Records from a data collection:
——————————
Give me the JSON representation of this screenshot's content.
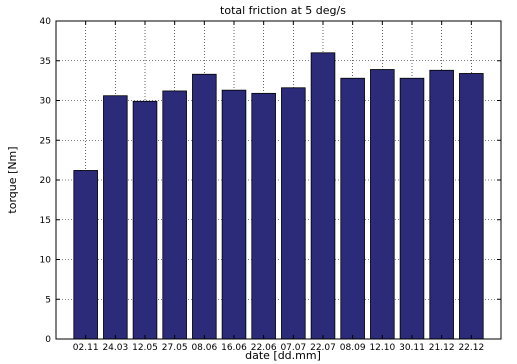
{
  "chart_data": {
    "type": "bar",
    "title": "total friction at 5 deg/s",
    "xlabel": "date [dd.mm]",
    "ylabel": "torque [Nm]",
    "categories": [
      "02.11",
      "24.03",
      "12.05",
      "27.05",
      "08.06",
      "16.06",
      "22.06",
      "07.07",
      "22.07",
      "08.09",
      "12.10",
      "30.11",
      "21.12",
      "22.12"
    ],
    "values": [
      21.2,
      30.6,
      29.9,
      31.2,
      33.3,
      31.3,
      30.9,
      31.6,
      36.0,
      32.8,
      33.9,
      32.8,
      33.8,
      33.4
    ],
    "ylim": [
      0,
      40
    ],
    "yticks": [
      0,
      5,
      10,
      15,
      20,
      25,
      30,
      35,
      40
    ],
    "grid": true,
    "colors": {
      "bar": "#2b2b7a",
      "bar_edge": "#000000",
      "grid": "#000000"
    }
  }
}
——————————
Objective:
Images must not appear in the copy; reproduce everything else in the records verbatim.

Answer in full:
Give me the JSON representation of this screenshot's content.
{
  "chart_data": {
    "type": "bar",
    "title": "total friction at 5 deg/s",
    "xlabel": "date [dd.mm]",
    "ylabel": "torque [Nm]",
    "categories": [
      "02.11",
      "24.03",
      "12.05",
      "27.05",
      "08.06",
      "16.06",
      "22.06",
      "07.07",
      "22.07",
      "08.09",
      "12.10",
      "30.11",
      "21.12",
      "22.12"
    ],
    "values": [
      21.2,
      30.6,
      29.9,
      31.2,
      33.3,
      31.3,
      30.9,
      31.6,
      36.0,
      32.8,
      33.9,
      32.8,
      33.8,
      33.4
    ],
    "ylim": [
      0,
      40
    ],
    "yticks": [
      0,
      5,
      10,
      15,
      20,
      25,
      30,
      35,
      40
    ],
    "grid": true,
    "colors": {
      "bar": "#2b2b7a",
      "bar_edge": "#000000",
      "grid": "#000000"
    }
  }
}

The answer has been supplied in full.